Write out the records word for word, with no pictures.

++++ SUPPLIED RECORDS

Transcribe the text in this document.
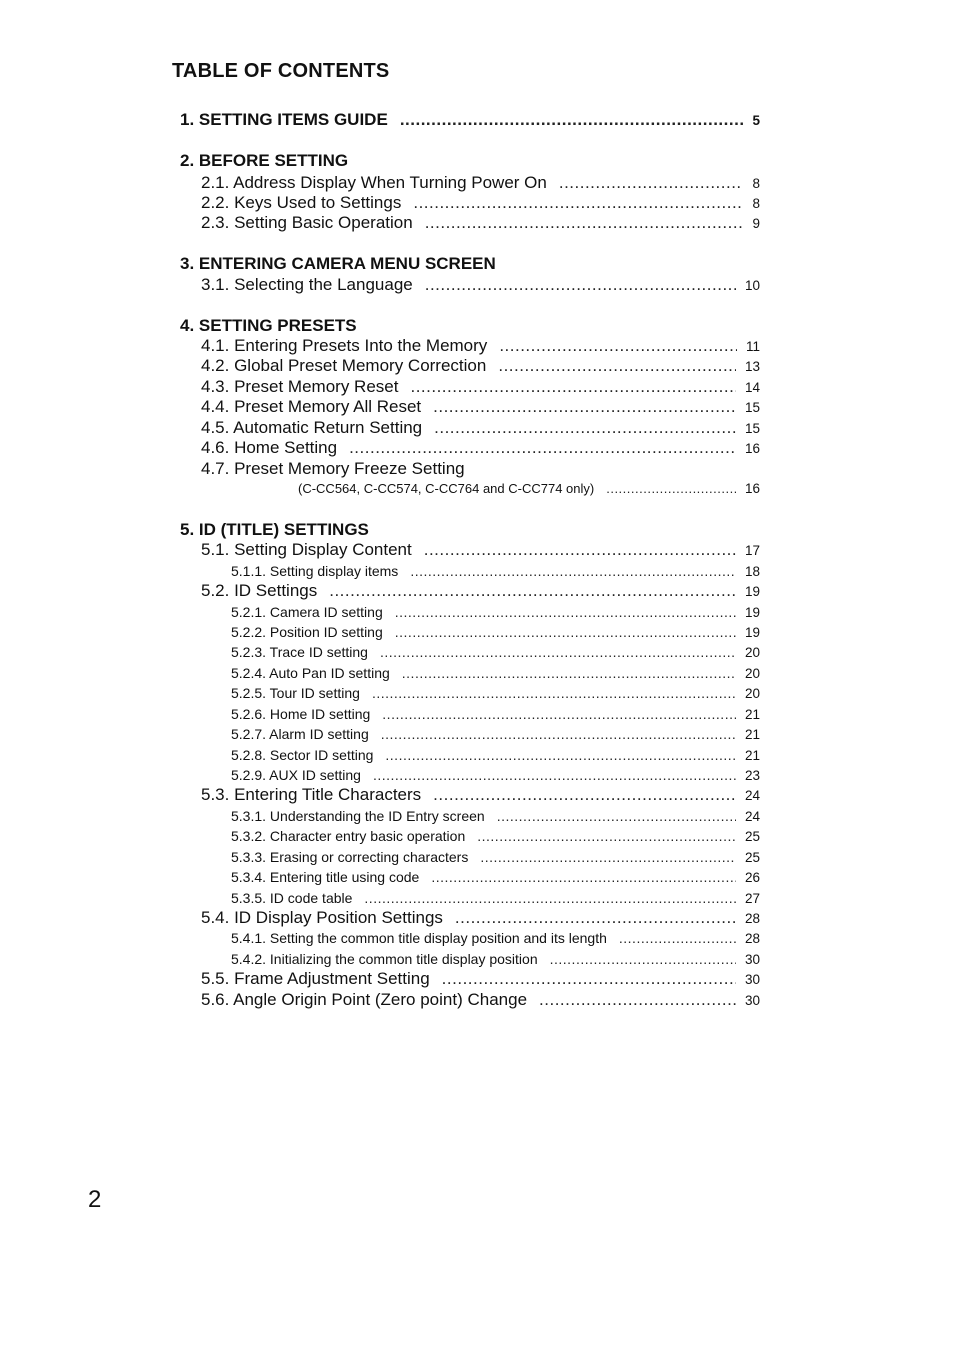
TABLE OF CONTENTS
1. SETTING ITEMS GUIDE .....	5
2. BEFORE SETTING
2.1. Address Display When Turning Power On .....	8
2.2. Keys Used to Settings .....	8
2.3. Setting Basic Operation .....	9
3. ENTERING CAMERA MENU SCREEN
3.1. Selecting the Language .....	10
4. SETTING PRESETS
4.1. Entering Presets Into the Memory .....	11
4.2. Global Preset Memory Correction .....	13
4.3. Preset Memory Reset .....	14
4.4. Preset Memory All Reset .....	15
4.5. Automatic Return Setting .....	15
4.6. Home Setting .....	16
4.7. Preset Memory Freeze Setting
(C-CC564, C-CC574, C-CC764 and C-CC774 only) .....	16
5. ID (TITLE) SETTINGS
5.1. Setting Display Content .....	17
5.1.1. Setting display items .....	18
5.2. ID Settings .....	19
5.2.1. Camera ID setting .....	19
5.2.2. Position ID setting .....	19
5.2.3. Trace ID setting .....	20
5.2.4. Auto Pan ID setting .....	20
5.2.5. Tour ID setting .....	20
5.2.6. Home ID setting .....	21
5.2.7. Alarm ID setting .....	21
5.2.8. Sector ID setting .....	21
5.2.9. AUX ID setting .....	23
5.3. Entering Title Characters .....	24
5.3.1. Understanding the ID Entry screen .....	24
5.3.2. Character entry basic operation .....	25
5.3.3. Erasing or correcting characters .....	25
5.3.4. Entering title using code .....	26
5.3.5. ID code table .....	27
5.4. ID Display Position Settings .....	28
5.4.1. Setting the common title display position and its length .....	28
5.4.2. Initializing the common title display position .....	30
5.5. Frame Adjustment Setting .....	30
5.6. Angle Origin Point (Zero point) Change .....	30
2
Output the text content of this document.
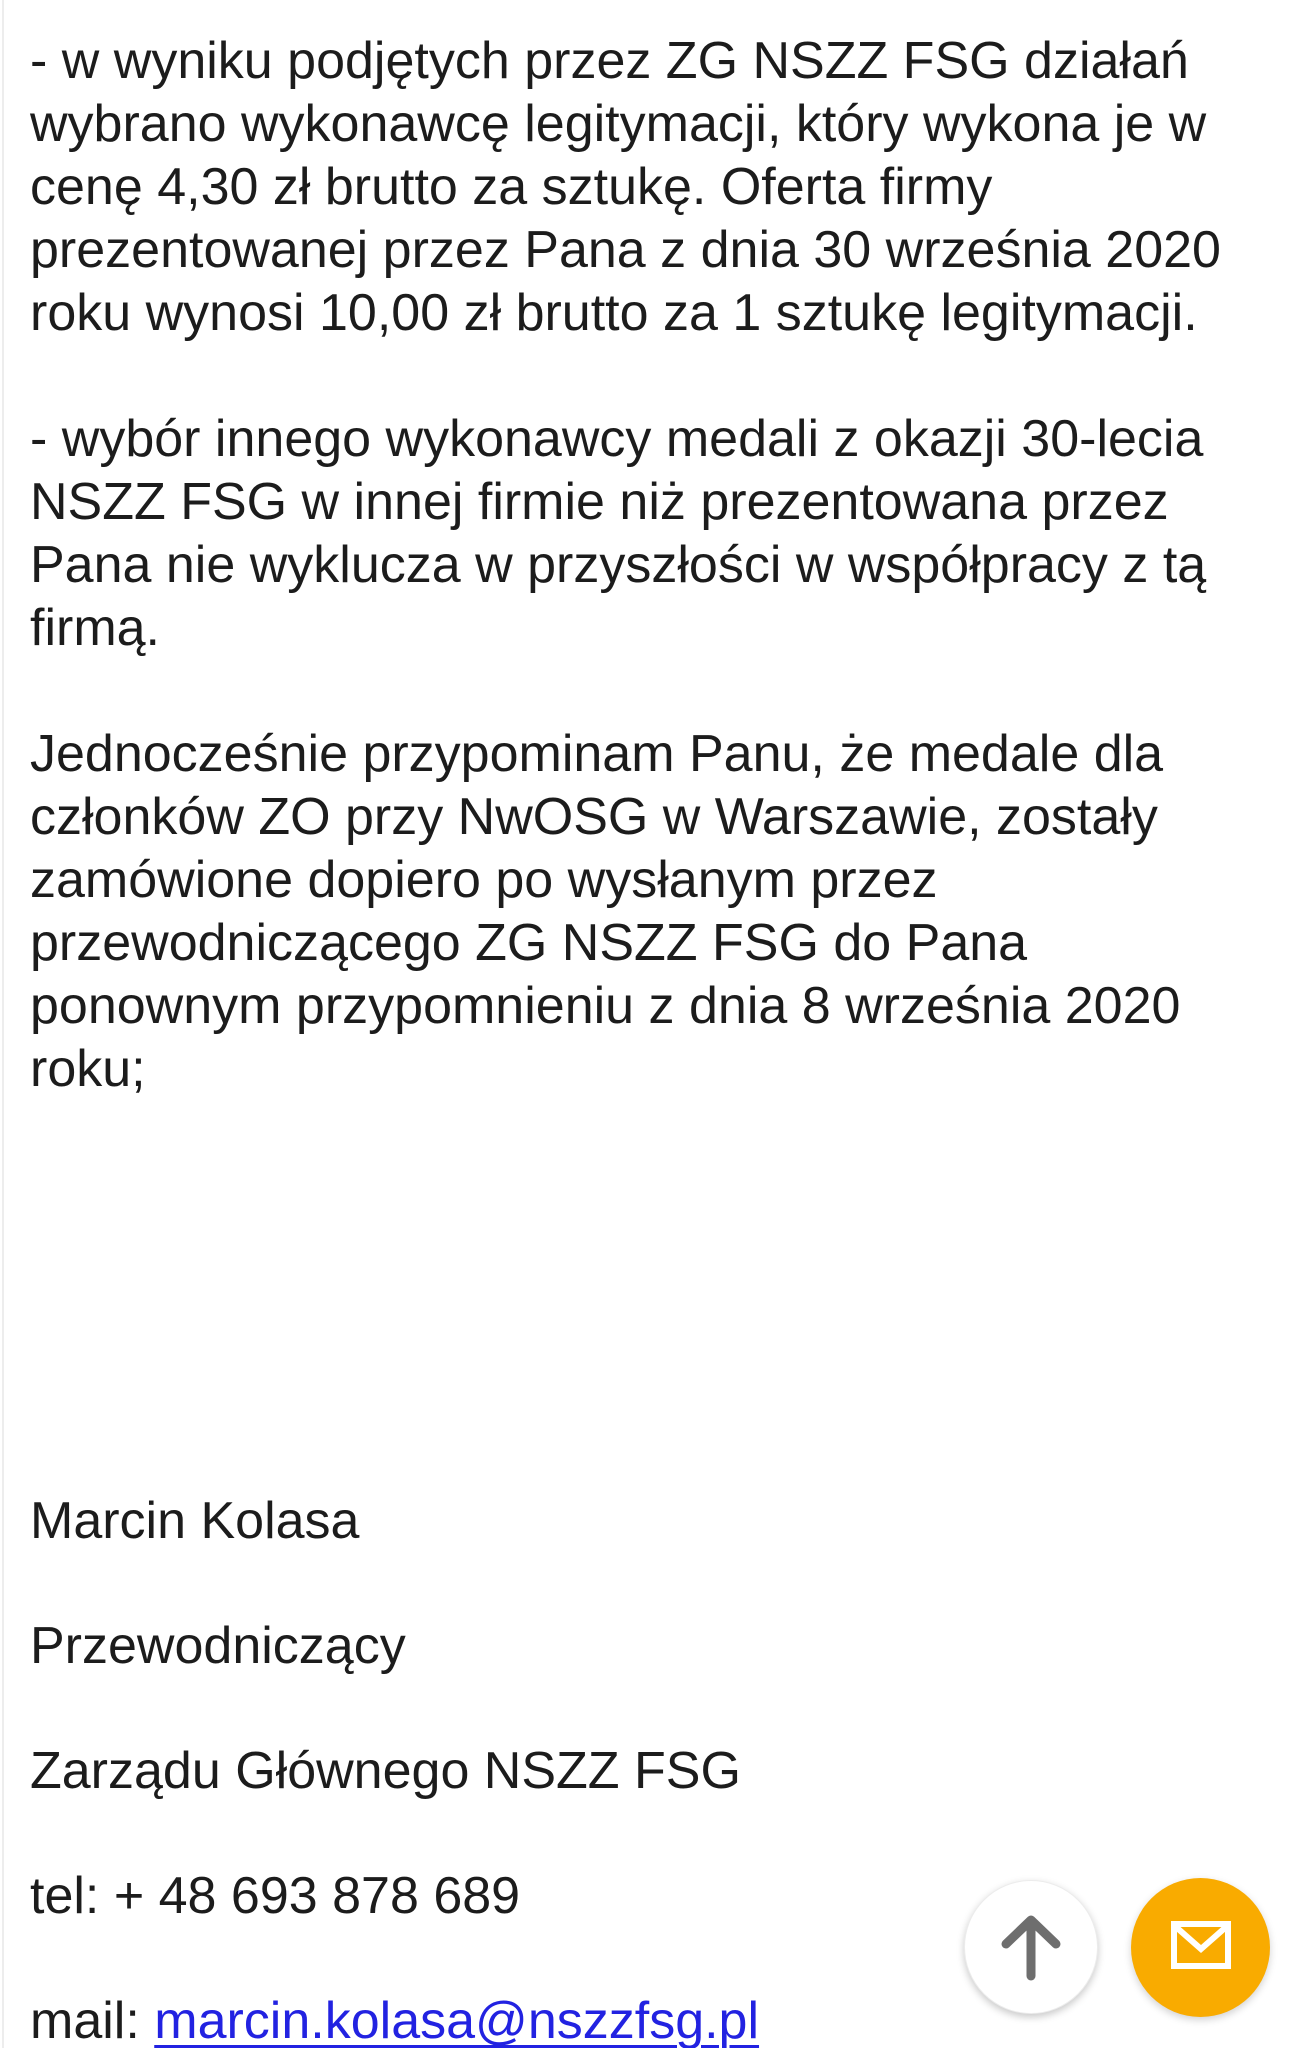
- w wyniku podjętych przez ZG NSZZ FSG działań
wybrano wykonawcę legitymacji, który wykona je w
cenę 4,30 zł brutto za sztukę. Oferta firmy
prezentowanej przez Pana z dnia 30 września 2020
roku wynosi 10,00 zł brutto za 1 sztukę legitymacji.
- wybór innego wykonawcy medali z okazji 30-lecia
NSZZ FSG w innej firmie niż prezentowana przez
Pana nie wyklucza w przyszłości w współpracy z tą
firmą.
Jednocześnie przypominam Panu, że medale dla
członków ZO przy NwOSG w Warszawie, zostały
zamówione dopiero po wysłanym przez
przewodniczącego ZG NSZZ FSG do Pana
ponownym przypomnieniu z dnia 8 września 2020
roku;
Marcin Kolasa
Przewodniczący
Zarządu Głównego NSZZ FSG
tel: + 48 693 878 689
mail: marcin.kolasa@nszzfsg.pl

++++++++

> **RESULT OF THE TASK**
Transcribe the text in this document.
TABLE OF CONTENTS
1. SETTING ITEMS GUIDE .....	5
2. BEFORE SETTING
2.1. Address Display When Turning Power On .....	8
2.2. Keys Used to Settings .....	8
2.3. Setting Basic Operation .....	9
3. ENTERING CAMERA MENU SCREEN
3.1. Selecting the Language .....	10
4. SETTING PRESETS
4.1. Entering Presets Into the Memory .....	11
4.2. Global Preset Memory Correction .....	13
4.3. Preset Memory Reset .....	14
4.4. Preset Memory All Reset .....	15
4.5. Automatic Return Setting .....	15
4.6. Home Setting .....	16
4.7. Preset Memory Freeze Setting
(C-CC564, C-CC574, C-CC764 and C-CC774 only) .....	16
5. ID (TITLE) SETTINGS
5.1. Setting Display Content .....	17
5.1.1. Setting display items .....	18
5.2. ID Settings .....	19
5.2.1. Camera ID setting .....	19
5.2.2. Position ID setting .....	19
5.2.3. Trace ID setting .....	20
5.2.4. Auto Pan ID setting .....	20
5.2.5. Tour ID setting .....	20
5.2.6. Home ID setting .....	21
5.2.7. Alarm ID setting .....	21
5.2.8. Sector ID setting .....	21
5.2.9. AUX ID setting .....	23
5.3. Entering Title Characters .....	24
5.3.1. Understanding the ID Entry screen .....	24
5.3.2. Character entry basic operation .....	25
5.3.3. Erasing or correcting characters .....	25
5.3.4. Entering title using code .....	26
5.3.5. ID code table .....	27
5.4. ID Display Position Settings .....	28
5.4.1. Setting the common title display position and its length .....	28
5.4.2. Initializing the common title display position .....	30
5.5. Frame Adjustment Setting .....	30
5.6. Angle Origin Point (Zero point) Change .....	30
2
Output the text content of this document.
- w wyniku podjętych przez ZG NSZZ FSG działań
wybrano wykonawcę legitymacji, który wykona je w
cenę 4,30 zł brutto za sztukę. Oferta firmy
prezentowanej przez Pana z dnia 30 września 2020
roku wynosi 10,00 zł brutto za 1 sztukę legitymacji.
- wybór innego wykonawcy medali z okazji 30-lecia
NSZZ FSG w innej firmie niż prezentowana przez
Pana nie wyklucza w przyszłości w współpracy z tą
firmą.
Jednocześnie przypominam Panu, że medale dla
członków ZO przy NwOSG w Warszawie, zostały
zamówione dopiero po wysłanym przez
przewodniczącego ZG NSZZ FSG do Pana
ponownym przypomnieniu z dnia 8 września 2020
roku;
Marcin Kolasa
Przewodniczący
Zarządu Głównego NSZZ FSG
tel: + 48 693 878 689
mail: marcin.kolasa@nszzfsg.pl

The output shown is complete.